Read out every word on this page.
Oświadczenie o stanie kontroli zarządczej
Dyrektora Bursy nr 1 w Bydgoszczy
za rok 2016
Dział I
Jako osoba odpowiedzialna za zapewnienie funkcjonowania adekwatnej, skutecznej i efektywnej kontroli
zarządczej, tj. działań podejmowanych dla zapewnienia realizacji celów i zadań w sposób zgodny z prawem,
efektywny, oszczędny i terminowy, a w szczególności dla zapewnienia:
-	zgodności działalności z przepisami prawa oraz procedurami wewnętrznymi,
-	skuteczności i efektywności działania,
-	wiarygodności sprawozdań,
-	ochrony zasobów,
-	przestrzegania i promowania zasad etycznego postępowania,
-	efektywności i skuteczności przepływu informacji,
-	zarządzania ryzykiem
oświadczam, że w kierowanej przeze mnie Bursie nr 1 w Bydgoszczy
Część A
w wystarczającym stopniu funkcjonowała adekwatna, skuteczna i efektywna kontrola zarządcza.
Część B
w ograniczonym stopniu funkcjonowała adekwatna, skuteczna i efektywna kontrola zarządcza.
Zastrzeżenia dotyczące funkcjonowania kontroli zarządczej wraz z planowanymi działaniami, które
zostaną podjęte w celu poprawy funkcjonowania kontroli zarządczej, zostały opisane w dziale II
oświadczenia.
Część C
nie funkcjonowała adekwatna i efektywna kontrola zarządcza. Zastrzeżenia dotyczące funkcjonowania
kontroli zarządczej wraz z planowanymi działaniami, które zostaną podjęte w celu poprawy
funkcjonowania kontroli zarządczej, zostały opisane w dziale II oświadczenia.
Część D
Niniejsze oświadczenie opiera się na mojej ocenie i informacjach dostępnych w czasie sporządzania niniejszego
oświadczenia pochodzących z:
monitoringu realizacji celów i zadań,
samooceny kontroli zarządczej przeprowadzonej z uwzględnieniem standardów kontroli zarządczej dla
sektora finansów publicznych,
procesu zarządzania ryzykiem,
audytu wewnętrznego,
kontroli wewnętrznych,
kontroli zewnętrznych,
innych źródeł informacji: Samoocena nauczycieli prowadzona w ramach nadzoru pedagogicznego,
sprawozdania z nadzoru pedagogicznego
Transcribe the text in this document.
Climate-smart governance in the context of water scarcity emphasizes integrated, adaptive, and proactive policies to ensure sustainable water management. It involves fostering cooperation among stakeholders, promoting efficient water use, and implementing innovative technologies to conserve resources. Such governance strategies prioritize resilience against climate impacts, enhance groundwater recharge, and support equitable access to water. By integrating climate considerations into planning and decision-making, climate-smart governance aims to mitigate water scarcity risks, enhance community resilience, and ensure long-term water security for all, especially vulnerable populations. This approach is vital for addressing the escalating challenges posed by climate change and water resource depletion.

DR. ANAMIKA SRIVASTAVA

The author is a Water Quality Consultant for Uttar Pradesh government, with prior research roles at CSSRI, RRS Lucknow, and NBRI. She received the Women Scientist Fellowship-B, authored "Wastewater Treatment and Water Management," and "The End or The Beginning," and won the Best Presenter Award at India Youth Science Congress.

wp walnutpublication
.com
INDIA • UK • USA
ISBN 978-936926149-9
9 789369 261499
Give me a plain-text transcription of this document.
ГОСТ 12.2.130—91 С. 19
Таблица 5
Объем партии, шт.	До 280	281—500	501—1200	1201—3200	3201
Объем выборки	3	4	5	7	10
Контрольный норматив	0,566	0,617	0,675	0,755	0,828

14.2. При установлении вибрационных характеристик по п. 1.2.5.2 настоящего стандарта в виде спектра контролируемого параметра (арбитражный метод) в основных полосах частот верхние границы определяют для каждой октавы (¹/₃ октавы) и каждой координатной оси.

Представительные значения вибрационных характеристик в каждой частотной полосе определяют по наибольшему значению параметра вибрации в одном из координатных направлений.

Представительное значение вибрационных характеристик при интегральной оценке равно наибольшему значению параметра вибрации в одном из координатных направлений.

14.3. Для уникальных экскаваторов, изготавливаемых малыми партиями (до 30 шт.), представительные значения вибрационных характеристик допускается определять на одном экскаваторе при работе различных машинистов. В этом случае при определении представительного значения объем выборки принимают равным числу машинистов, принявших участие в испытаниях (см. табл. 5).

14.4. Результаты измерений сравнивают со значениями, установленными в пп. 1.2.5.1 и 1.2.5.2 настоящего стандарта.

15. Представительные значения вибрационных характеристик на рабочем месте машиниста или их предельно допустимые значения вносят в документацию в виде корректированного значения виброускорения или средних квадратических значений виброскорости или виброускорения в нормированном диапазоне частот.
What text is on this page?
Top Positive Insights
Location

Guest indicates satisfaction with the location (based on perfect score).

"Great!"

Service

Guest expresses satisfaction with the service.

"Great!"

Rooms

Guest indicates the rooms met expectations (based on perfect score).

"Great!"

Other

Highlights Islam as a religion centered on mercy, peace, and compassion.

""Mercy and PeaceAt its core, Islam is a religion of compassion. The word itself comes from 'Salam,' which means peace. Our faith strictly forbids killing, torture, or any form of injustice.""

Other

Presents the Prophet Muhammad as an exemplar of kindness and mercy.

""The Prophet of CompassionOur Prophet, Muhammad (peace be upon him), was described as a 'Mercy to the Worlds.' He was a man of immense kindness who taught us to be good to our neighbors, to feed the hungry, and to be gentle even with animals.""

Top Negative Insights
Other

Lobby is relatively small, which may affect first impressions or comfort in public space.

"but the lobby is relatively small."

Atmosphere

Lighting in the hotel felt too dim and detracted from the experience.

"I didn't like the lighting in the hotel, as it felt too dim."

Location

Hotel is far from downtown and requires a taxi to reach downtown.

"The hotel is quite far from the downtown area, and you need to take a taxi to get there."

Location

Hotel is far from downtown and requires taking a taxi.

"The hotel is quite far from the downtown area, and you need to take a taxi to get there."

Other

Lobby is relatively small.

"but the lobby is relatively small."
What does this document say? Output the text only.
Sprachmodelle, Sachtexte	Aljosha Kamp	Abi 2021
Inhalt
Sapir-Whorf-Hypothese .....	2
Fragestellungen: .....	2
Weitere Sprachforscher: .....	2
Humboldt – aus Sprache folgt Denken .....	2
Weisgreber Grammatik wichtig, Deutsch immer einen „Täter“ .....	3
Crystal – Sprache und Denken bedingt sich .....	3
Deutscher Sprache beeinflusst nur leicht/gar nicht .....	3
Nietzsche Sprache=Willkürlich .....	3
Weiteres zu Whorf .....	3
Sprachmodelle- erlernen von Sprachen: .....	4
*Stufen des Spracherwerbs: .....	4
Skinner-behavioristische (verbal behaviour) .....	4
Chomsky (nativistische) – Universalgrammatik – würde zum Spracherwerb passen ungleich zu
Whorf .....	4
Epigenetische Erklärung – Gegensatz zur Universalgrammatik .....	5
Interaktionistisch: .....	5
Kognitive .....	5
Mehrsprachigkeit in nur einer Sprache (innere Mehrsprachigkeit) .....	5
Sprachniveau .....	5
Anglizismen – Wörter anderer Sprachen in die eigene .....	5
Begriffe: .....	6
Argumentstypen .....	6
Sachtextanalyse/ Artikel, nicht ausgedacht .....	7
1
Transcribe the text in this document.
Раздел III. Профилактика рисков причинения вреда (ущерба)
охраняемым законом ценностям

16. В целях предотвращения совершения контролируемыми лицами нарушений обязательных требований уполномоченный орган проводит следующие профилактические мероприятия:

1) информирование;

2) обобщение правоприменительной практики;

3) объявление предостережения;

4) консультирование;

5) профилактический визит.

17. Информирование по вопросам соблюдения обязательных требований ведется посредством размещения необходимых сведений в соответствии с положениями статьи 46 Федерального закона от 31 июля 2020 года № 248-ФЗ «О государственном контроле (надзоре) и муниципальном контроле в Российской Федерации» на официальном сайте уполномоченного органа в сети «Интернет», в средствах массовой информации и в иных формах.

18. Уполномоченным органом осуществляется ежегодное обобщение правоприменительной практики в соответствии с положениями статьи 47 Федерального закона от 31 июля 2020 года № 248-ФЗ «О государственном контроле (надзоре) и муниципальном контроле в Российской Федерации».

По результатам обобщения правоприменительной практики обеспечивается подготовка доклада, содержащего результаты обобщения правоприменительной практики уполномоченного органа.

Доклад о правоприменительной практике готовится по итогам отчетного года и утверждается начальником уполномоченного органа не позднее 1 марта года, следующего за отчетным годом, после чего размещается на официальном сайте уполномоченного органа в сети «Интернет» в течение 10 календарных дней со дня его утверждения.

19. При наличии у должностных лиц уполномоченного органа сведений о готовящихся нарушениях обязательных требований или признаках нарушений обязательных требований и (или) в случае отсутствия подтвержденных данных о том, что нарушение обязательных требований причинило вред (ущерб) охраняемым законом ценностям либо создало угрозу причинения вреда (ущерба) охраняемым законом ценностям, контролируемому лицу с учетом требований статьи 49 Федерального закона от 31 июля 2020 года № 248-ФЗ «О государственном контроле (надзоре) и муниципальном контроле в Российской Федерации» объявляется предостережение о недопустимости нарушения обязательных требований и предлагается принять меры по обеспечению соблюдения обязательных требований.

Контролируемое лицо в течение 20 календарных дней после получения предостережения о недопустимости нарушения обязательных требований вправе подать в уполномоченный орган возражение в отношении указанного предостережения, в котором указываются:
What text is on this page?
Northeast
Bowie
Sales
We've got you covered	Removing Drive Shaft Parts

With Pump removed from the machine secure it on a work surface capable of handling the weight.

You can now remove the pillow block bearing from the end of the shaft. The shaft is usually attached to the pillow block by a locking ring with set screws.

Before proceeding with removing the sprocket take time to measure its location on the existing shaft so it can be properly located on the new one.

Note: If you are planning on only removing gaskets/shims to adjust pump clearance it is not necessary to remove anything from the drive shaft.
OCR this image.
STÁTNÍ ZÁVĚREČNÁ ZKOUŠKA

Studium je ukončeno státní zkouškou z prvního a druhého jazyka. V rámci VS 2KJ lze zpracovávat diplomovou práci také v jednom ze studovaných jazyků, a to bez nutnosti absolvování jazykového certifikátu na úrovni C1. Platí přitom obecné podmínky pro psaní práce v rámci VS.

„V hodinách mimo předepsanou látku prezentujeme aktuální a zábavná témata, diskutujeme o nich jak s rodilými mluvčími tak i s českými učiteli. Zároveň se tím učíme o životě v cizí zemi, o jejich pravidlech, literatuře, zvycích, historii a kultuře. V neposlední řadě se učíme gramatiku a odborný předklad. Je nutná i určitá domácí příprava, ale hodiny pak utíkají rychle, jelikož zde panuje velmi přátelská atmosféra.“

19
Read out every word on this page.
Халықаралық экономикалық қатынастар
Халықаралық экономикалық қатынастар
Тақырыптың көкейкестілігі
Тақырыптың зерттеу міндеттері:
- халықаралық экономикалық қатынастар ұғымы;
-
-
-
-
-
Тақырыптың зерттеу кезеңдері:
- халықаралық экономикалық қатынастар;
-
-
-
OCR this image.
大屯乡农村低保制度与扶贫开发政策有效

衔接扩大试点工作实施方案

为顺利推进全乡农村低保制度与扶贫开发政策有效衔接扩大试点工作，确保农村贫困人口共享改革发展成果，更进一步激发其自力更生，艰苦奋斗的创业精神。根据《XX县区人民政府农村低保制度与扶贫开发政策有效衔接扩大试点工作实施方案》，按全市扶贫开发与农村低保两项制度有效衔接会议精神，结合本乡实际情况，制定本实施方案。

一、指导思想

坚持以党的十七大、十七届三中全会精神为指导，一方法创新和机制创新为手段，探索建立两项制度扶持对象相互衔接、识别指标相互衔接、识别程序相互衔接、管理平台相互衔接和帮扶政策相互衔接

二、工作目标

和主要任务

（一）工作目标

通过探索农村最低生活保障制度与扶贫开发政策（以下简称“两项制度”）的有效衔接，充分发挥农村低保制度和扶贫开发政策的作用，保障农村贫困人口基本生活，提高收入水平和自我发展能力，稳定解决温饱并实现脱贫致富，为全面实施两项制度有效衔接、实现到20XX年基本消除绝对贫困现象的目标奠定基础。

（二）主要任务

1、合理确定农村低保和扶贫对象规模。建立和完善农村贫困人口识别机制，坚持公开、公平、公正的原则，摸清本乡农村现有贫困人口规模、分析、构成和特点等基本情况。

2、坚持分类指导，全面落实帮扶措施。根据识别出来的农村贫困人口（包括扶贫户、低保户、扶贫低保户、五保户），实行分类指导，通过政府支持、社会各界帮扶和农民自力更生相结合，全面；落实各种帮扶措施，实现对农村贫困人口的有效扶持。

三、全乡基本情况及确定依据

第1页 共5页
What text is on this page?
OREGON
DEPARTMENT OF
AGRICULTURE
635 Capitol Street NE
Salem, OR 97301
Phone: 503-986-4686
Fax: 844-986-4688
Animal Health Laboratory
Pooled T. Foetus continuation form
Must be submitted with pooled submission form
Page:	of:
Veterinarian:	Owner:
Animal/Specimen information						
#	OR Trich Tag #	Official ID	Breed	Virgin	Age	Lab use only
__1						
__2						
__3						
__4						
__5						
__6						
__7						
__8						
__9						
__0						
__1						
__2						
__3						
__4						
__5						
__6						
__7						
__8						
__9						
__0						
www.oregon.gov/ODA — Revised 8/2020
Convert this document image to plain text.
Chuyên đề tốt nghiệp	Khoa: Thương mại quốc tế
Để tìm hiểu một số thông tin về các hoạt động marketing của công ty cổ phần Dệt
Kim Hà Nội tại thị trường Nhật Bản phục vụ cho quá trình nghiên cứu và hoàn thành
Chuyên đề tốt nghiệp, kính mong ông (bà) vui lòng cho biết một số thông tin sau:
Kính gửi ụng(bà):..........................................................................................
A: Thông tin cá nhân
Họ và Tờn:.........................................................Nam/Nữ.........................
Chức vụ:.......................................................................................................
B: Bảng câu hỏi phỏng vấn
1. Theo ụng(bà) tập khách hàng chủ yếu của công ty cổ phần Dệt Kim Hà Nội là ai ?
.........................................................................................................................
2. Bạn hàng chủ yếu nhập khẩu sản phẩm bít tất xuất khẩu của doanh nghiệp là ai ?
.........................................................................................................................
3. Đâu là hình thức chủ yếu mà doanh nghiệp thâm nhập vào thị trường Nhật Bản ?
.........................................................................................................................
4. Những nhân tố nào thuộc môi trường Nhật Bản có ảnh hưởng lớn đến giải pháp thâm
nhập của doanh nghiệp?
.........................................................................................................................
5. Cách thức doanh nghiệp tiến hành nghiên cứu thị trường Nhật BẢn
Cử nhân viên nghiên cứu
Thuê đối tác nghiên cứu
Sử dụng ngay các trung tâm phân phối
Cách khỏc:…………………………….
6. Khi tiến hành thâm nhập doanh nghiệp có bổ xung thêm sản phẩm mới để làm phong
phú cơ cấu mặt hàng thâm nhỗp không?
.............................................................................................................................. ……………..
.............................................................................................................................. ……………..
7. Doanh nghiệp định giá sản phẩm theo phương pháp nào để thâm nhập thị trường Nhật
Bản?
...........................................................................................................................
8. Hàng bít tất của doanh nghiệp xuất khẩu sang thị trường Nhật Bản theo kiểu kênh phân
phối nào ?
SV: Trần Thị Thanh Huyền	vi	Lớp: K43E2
+===+
WHAT IS NEEDED:
Copy every line of the listing that contains the word "skuteczności".

EXERCISE OUTPUT:
-	skuteczności i efektywności działania,
-	efektywności i skuteczności przepływu informacji,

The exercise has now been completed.